◆ **TRAVAIL À FAIRE**:
1. Traduisez en anglais la phrase suivante du texte sur les arts visuels : « Le fils de l’homme, qui a failli s’intituler «La pire partie de cachette au monde», est une oeuvre-phare du peintre surréaliste belge René Magritte. »
2. Répondez brièvement à ces questions sur le texte sur les arts visuels.
(a) Combien d’œuvres mettant en vedette de la nourriture ont été sélectionnées ?
(b) De quelle année date le tableau Le fils de l’homme ?
(c) Quel objet obscurcit le visage dans ce tableau ?
3. Poursuivez le texte sur les arts visuels à partir de sa dernière phrase.

◆ **SÉLECTION**:
☆ ☆ ☆

Visite au Guggenheinz

Ici, à Vas-tu finir ton assiette, nous aimons beaucoup les choses qui se regardent. Que ce soit un char de l’année de couleur vive, le visage d’un être cher ou un batteur sur socle à tête inclinable Cuisinart Precision Master à 12 vitesses, chaque regard posé nous confirme une chose : celui qui a écrit que l’on voit mieux la vie «avec les yeux du cœur» doit avoir de la misère à se rendre chez eux sans foncer dans un poteau. Les yeux, vraiment, c’est The Shit. D’ailleurs, pas pour nous vanter, mais à deux, nous totalisons pas moins de quatre yeux avec une moyenne combinée au bâton de -4 de myopie. Des yeux que nous utiliserons en les plissant bien comme il faut pour vous offrir aujourd’hui un voyage dans le monde des arts visuels.

L’art visuel : le Google Image des temps anciens.
– Mathieu, le poète des temps durs

Les arts visuels, ce sont les arts qu’on voit (du latin visu, comme dans «il faut avoir ben du visu quand tu pisses debout dans le noir le siège baissé»), qui se distinguent des arts textuels (ceux que tu textes en conduisant) et des arts télévisuels (ceux que tu te décâbles de).

Comme en témoignent des centaines de natures mortes que personne arrive vraiment à différencier les unes des autres parmi l’abondance de pommes-poires-ananas-biscuits-soda et pigeons dead, immortaliser picturalement son manger date de bien avant Instagram. C’est pourquoi nous avons sélectionné pour vous, tel un musée pas trop ambitieux, quatre œuvres mettant en vedette de la nourriture, afin d’analyser leur contenu et d’offrir le verdict le plus utile qui soit culturellement parlant : ça donne-tu envie de manger, c’te dessin-là?

Le fils de l’homme, René Magritte, 1946


Le fils de l’homme, qui a failli s’intituler «La pire partie de cachette au monde», est une oeuvre-phare du peintre surréaliste belge René Magritte. Le surréalisme est un style qui mélange le réalisme et l’envie de dire «T’es sûr?» quand le peintre te montre ce qu’il vient de faire.

Le tableau est un autoportrait (le OG selfie, dans le temps que tu pouvais mettre ta face sur des canevas de 6 pieds de haut sans que personne te traite d’égocentrique qui cherche l’attention), mais c’est ben parce qu’on nous le dit qu’on le sait, le visage du fils du gars étant obscurci par un motif récurrent du peintre : une pomme verte. Celle-ci incarne le péché originel, la condition mortelle de l’humain et aussi le fait que René avait ben de la misère à dessiner des faces.

☆ ☆ ☆

◆ **DONNÉES FOURNIES**:
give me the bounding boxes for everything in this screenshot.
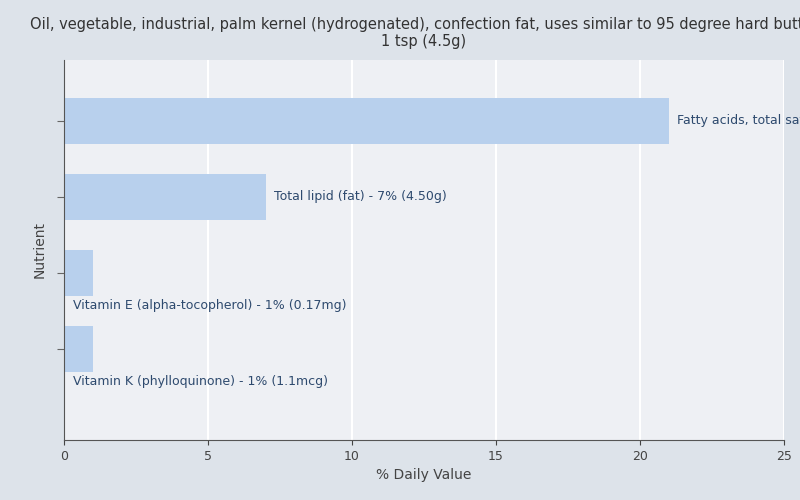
Title: Oil, vegetable, industrial, palm kernel (hydrogenated), confection fat, uses sim: Oil, vegetable, industrial, palm kernel … [30, 16, 800, 49]
X-axis label: % Daily Value: % Daily Value [376, 468, 472, 482]
Text: Vitamin E (alpha-tocopherol) - 1% (0.17mg): Vitamin E (alpha-tocopherol) - 1% (0.17m… [73, 300, 346, 312]
Bar [64, 250, 93, 296]
Text: Total lipid (fat) - 7% (4.50g): Total lipid (fat) - 7% (4.50g) [274, 190, 447, 203]
Y-axis label: Nutrient: Nutrient [33, 222, 46, 278]
Bar [64, 326, 93, 372]
Bar [64, 174, 266, 220]
Bar [64, 98, 669, 144]
Text: Fatty acids, total saturated - 21% (4.217g): Fatty acids, total saturated - 21% (4.21… [678, 114, 800, 128]
Text: Vitamin K (phylloquinone) - 1% (1.1mcg): Vitamin K (phylloquinone) - 1% (1.1mcg) [73, 376, 328, 388]
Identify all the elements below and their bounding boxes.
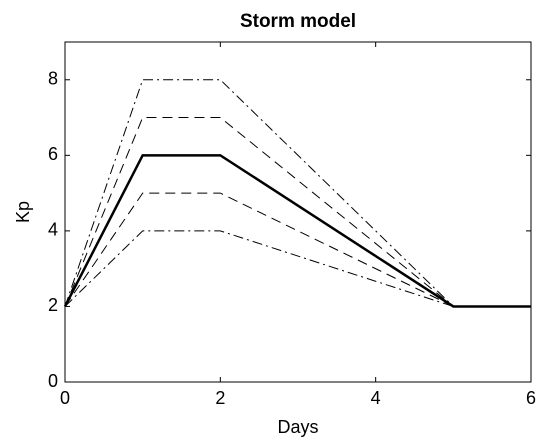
chart-title: Storm model <box>240 11 356 32</box>
y-tick-label: 6 <box>48 144 58 164</box>
series-line <box>64 192 454 307</box>
x-tick-label: 6 <box>526 388 536 408</box>
series-line <box>63 154 531 308</box>
series-line <box>64 117 454 307</box>
x-tick-label: 0 <box>60 388 70 408</box>
y-tick-label: 8 <box>48 69 58 89</box>
x-axis-label: Days <box>277 417 318 437</box>
y-tick-label: 4 <box>48 220 58 240</box>
y-tick-label: 2 <box>48 295 58 315</box>
x-tick-label: 2 <box>215 388 225 408</box>
y-axis-label: Kp <box>13 201 33 223</box>
series-line <box>64 230 454 307</box>
x-tick-label: 4 <box>371 388 381 408</box>
plot-frame <box>64 41 532 383</box>
y-tick-label: 0 <box>48 371 58 391</box>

☆ ☆ ☆

◆ **RÉSULTATS PAR TÂCHE**:
1. The Son of Man, which was almost titled "The Worst Game of Hide-and-Seek in the World," is a landmark work by the Belgian surrealist painter René Magritte.

2.
(a) Quatre.
(b) 1946.
(c) Une pomme verte.

3.
En plus de cette toile, on retrouve la pomme magrittoise dans les tableaux La valse hésitation (un remake pommicole de Eyes Wide Shut), La chambre d’écoute (une toile qui rappelle le feeling de quand tu reviens de cueillir des pommes pis qu’on dirait que toute ta vie va désormais être consacrée à essayer de passer les douze sacs que tu as ramenés avant que les fruits ne deviennent mous et dégueulasses) et Ceci n’est pas une pomme, variante du célèbre Ceci n’est pas une pipe. Et, by the way, René, oui, c’est une pipe, pis oui, c’est une pomme. Arrête de nous gaslighter!

Au moment de peindre un tableau, il est bien important de choisir la bonne variété de pommes. Si vous peignez une pomme Empire, par exemple, votre tableau risque de devenir pâteux à la cuisson. Magritte savait ce genre de choses, parce qu’il avait tendance à toujours peinturlurer les trois ou quatre mêmes affaires. En ce sens, il est un peu le Oasis du monde pictural.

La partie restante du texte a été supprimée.